SHORT TASK - Return each line holding the string "source".

[Items listed in a dataset]
_ _ _

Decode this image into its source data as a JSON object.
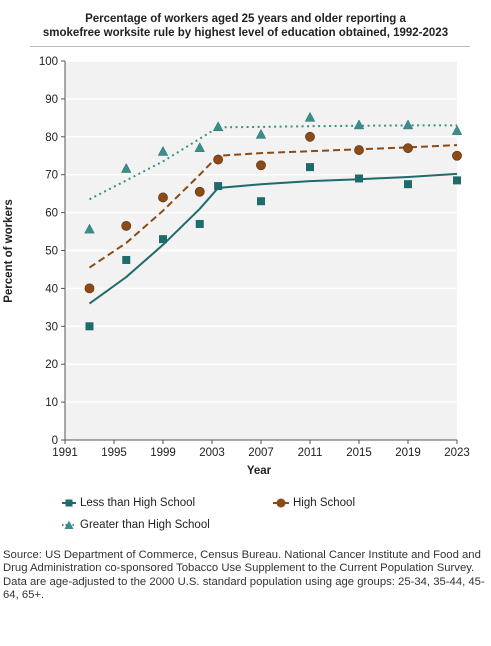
{
  "chart_data": {
    "type": "scatter",
    "title_line1": "Percentage of workers aged 25 years and older reporting a",
    "title_line2": "smokefree worksite rule by highest level of education obtained, 1992-2023",
    "xlabel": "Year",
    "ylabel": "Percent of workers",
    "xlim": [
      1991,
      2023
    ],
    "ylim": [
      0,
      100
    ],
    "xticks": [
      "1991",
      "1995",
      "1999",
      "2003",
      "2007",
      "2011",
      "2015",
      "2019",
      "2023"
    ],
    "yticks": [
      "0",
      "10",
      "20",
      "30",
      "40",
      "50",
      "60",
      "70",
      "80",
      "90",
      "100"
    ],
    "grid": "horizontal",
    "series": [
      {
        "name": "Less than High School",
        "color": "#1f6b6b",
        "marker": "square",
        "line_style": "solid",
        "points": [
          [
            1993,
            30
          ],
          [
            1996,
            47.5
          ],
          [
            1999,
            53
          ],
          [
            2002,
            57
          ],
          [
            2003.5,
            67
          ],
          [
            2007,
            63
          ],
          [
            2011,
            72
          ],
          [
            2015,
            69
          ],
          [
            2019,
            67.5
          ],
          [
            2023,
            68.5
          ]
        ],
        "trend": [
          [
            1993,
            36
          ],
          [
            1996,
            43
          ],
          [
            1999,
            51.5
          ],
          [
            2002,
            61
          ],
          [
            2003.5,
            66.5
          ],
          [
            2007,
            67.5
          ],
          [
            2011,
            68.3
          ],
          [
            2015,
            68.8
          ],
          [
            2019,
            69.4
          ],
          [
            2023,
            70.2
          ]
        ]
      },
      {
        "name": "High School",
        "color": "#8b4a16",
        "marker": "circle",
        "line_style": "dashed",
        "points": [
          [
            1993,
            40
          ],
          [
            1996,
            56.5
          ],
          [
            1999,
            64
          ],
          [
            2002,
            65.5
          ],
          [
            2003.5,
            74
          ],
          [
            2007,
            72.5
          ],
          [
            2011,
            80
          ],
          [
            2015,
            76.5
          ],
          [
            2019,
            77
          ],
          [
            2023,
            75
          ]
        ],
        "trend": [
          [
            1993,
            45.5
          ],
          [
            1996,
            52
          ],
          [
            1999,
            60.5
          ],
          [
            2002,
            70
          ],
          [
            2003.5,
            75
          ],
          [
            2007,
            75.7
          ],
          [
            2011,
            76.2
          ],
          [
            2015,
            76.7
          ],
          [
            2019,
            77.2
          ],
          [
            2023,
            77.8
          ]
        ]
      },
      {
        "name": "Greater than High School",
        "color": "#3a8f8a",
        "marker": "triangle",
        "line_style": "dotted",
        "points": [
          [
            1993,
            55.5
          ],
          [
            1996,
            71.5
          ],
          [
            1999,
            76
          ],
          [
            2002,
            77
          ],
          [
            2003.5,
            82.5
          ],
          [
            2007,
            80.5
          ],
          [
            2011,
            85
          ],
          [
            2015,
            83
          ],
          [
            2019,
            83
          ],
          [
            2023,
            81.5
          ]
        ],
        "trend": [
          [
            1993,
            63.5
          ],
          [
            1996,
            68.5
          ],
          [
            1999,
            73.5
          ],
          [
            2002,
            79.5
          ],
          [
            2003.5,
            82.5
          ],
          [
            2007,
            82.6
          ],
          [
            2011,
            82.8
          ],
          [
            2015,
            82.9
          ],
          [
            2019,
            83
          ],
          [
            2023,
            83
          ]
        ]
      }
    ]
  },
  "legend": {
    "less_hs": "Less than High School",
    "hs": "High School",
    "greater_hs": "Greater than High School"
  },
  "footnote": {
    "source": "Source: US Department of Commerce, Census Bureau. National Cancer Institute and Food and Drug Administration co-sponsored Tobacco Use Supplement to the Current Population Survey.",
    "note": "Data are age-adjusted to the 2000 U.S. standard population using age groups: 25-34, 35-44, 45-64, 65+."
  }
}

_ _ _

THE OUTPUT -
Decode this image into its source data as a JSON object.
    "source": "Source: US Department of Commerce, Census Bureau. National Cancer Institute and Food and Drug Administration co-sponsored Tobacco Use Supplement to the Current Population Survey.",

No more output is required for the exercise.